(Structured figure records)
◆ ◆ ◆ ◆ ◆
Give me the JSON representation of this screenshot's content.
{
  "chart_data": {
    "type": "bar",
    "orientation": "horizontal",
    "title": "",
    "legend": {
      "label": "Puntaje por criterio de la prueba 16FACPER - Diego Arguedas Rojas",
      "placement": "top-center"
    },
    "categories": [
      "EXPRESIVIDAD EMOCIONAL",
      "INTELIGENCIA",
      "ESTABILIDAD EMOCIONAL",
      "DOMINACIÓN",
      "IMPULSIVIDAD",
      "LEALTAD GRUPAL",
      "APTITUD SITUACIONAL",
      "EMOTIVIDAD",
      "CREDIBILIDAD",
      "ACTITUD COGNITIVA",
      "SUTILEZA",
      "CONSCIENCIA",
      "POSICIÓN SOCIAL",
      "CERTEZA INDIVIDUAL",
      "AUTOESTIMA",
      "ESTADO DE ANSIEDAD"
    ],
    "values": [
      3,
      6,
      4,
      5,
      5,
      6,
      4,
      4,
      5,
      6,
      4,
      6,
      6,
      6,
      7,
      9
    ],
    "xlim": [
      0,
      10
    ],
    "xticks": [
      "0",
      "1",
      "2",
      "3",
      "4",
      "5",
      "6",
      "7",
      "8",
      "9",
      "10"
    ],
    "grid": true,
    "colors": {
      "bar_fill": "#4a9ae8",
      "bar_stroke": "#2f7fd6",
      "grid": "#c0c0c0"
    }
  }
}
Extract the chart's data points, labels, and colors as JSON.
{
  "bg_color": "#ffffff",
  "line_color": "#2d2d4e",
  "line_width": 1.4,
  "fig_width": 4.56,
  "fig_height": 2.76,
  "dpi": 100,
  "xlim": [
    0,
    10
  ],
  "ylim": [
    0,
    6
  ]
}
◆ ◆ ◆ ◆ ◆
■ **INSTRUCTION**:
Starting with the line that contains "Extract the chart's", write out each line through the end of the listing, exactly as it appears, and include nothing else.

■ **OUTPUT OF THE TASK**:
Extract the chart's data points, labels, and colors as JSON.
{
  "bg_color": "#ffffff",
  "line_color": "#2d2d4e",
  "line_width": 1.4,
  "fig_width": 4.56,
  "fig_height": 2.76,
  "dpi": 100,
  "xlim": [
    0,
    10
  ],
  "ylim": [
    0,
    6
  ]
}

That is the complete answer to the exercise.